[Given request] Make an exact copy of the records, with the images left out.

Records about charts and figures:
======

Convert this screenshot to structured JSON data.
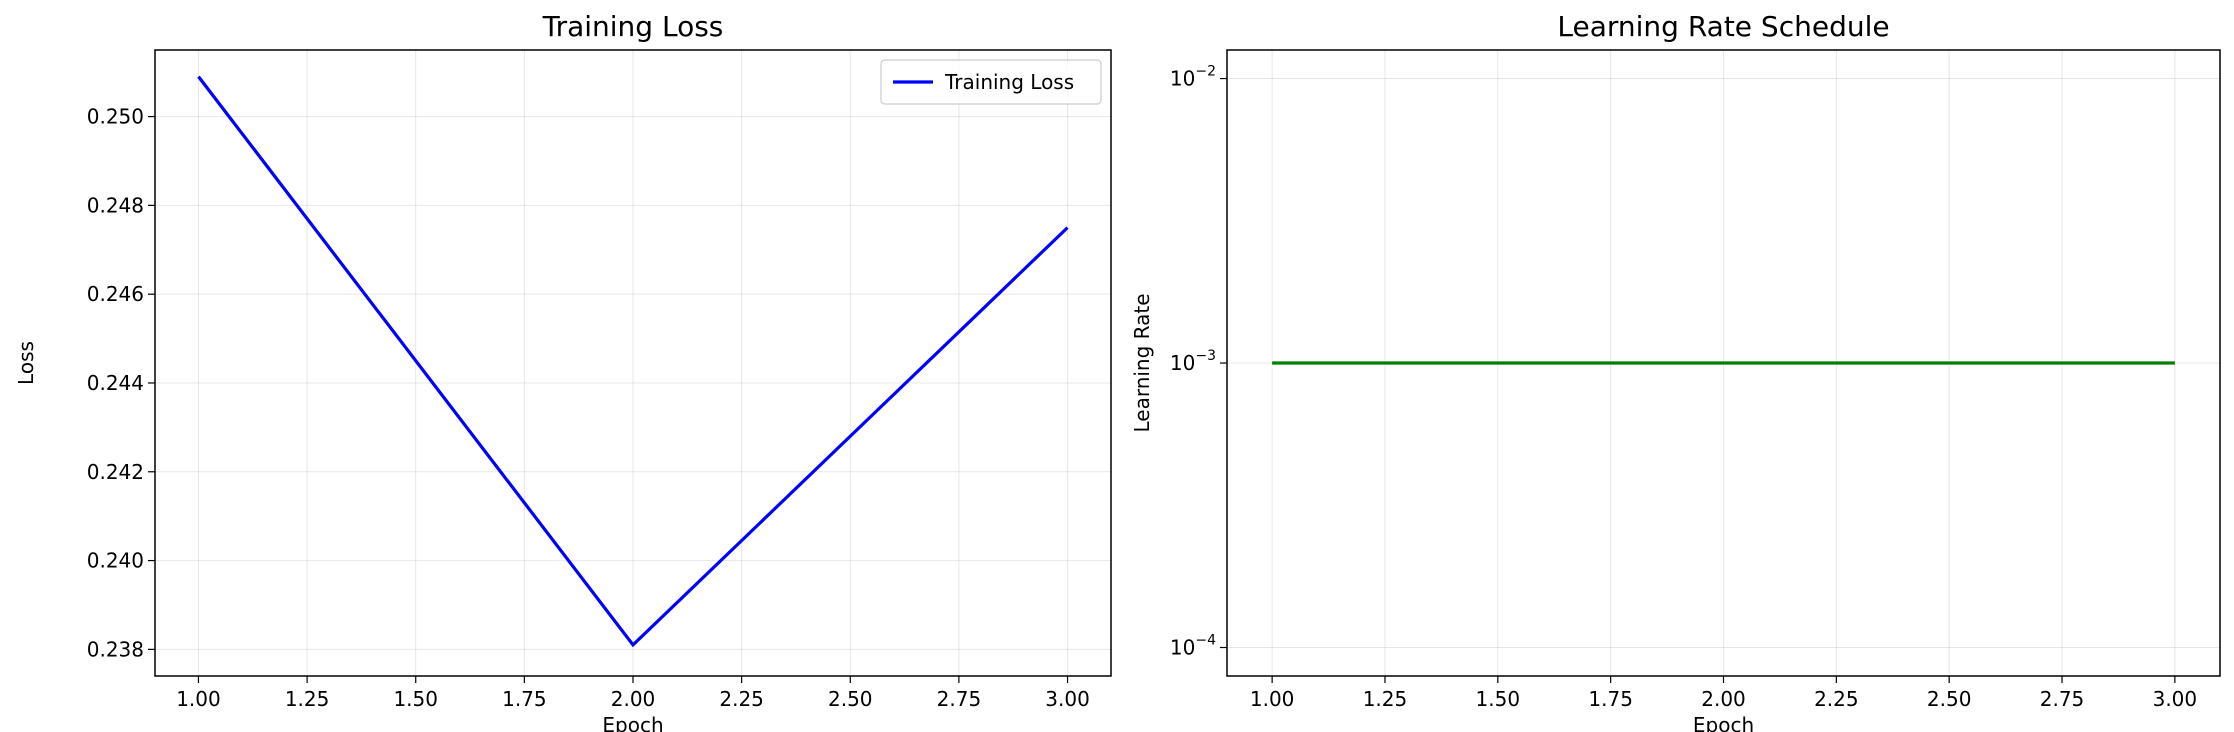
{
  "chart_data": [
    {
      "type": "line",
      "title": "Training Loss",
      "xlabel": "Epoch",
      "ylabel": "Loss",
      "xlim": [
        0.9,
        3.1
      ],
      "ylim": [
        0.2374,
        0.2515
      ],
      "xticks": [
        1.0,
        1.25,
        1.5,
        1.75,
        2.0,
        2.25,
        2.5,
        2.75,
        3.0
      ],
      "xtick_labels": [
        "1.00",
        "1.25",
        "1.50",
        "1.75",
        "2.00",
        "2.25",
        "2.50",
        "2.75",
        "3.00"
      ],
      "yticks": [
        0.238,
        0.24,
        0.242,
        0.244,
        0.246,
        0.248,
        0.25
      ],
      "ytick_labels": [
        "0.238",
        "0.240",
        "0.242",
        "0.244",
        "0.246",
        "0.248",
        "0.250"
      ],
      "grid": true,
      "legend": "top-right",
      "series": [
        {
          "name": "Training Loss",
          "color": "#0000ff",
          "x": [
            1,
            2,
            3
          ],
          "values": [
            0.2509,
            0.2381,
            0.2475
          ]
        }
      ]
    },
    {
      "type": "line",
      "title": "Learning Rate Schedule",
      "xlabel": "Epoch",
      "ylabel": "Learning Rate",
      "yscale": "log",
      "xlim": [
        0.9,
        3.1
      ],
      "ylim": [
        7.94e-05,
        0.0126
      ],
      "xticks": [
        1.0,
        1.25,
        1.5,
        1.75,
        2.0,
        2.25,
        2.5,
        2.75,
        3.0
      ],
      "xtick_labels": [
        "1.00",
        "1.25",
        "1.50",
        "1.75",
        "2.00",
        "2.25",
        "2.50",
        "2.75",
        "3.00"
      ],
      "yticks": [
        0.0001,
        0.001,
        0.01
      ],
      "ytick_labels": [
        {
          "base": "10",
          "exp": "−4"
        },
        {
          "base": "10",
          "exp": "−3"
        },
        {
          "base": "10",
          "exp": "−2"
        }
      ],
      "grid": true,
      "series": [
        {
          "color": "#008000",
          "x": [
            1,
            2,
            3
          ],
          "values": [
            0.001,
            0.001,
            0.001
          ]
        }
      ]
    }
  ]
}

======

[Final result]
Convert this screenshot to structured JSON data.
{
  "chart_data": [
    {
      "type": "line",
      "title": "Training Loss",
      "xlabel": "Epoch",
      "ylabel": "Loss",
      "xlim": [
        0.9,
        3.1
      ],
      "ylim": [
        0.2374,
        0.2515
      ],
      "xticks": [
        1.0,
        1.25,
        1.5,
        1.75,
        2.0,
        2.25,
        2.5,
        2.75,
        3.0
      ],
      "xtick_labels": [
        "1.00",
        "1.25",
        "1.50",
        "1.75",
        "2.00",
        "2.25",
        "2.50",
        "2.75",
        "3.00"
      ],
      "yticks": [
        0.238,
        0.24,
        0.242,
        0.244,
        0.246,
        0.248,
        0.25
      ],
      "ytick_labels": [
        "0.238",
        "0.240",
        "0.242",
        "0.244",
        "0.246",
        "0.248",
        "0.250"
      ],
      "grid": true,
      "legend": "top-right",
      "series": [
        {
          "name": "Training Loss",
          "color": "#0000ff",
          "x": [
            1,
            2,
            3
          ],
          "values": [
            0.2509,
            0.2381,
            0.2475
          ]
        }
      ]
    },
    {
      "type": "line",
      "title": "Learning Rate Schedule",
      "xlabel": "Epoch",
      "ylabel": "Learning Rate",
      "yscale": "log",
      "xlim": [
        0.9,
        3.1
      ],
      "ylim": [
        7.94e-05,
        0.0126
      ],
      "xticks": [
        1.0,
        1.25,
        1.5,
        1.75,
        2.0,
        2.25,
        2.5,
        2.75,
        3.0
      ],
      "xtick_labels": [
        "1.00",
        "1.25",
        "1.50",
        "1.75",
        "2.00",
        "2.25",
        "2.50",
        "2.75",
        "3.00"
      ],
      "yticks": [
        0.0001,
        0.001,
        0.01
      ],
      "ytick_labels": [
        {
          "base": "10",
          "exp": "−4"
        },
        {
          "base": "10",
          "exp": "−3"
        },
        {
          "base": "10",
          "exp": "−2"
        }
      ],
      "grid": true,
      "series": [
        {
          "color": "#008000",
          "x": [
            1,
            2,
            3
          ],
          "values": [
            0.001,
            0.001,
            0.001
          ]
        }
      ]
    }
  ]
}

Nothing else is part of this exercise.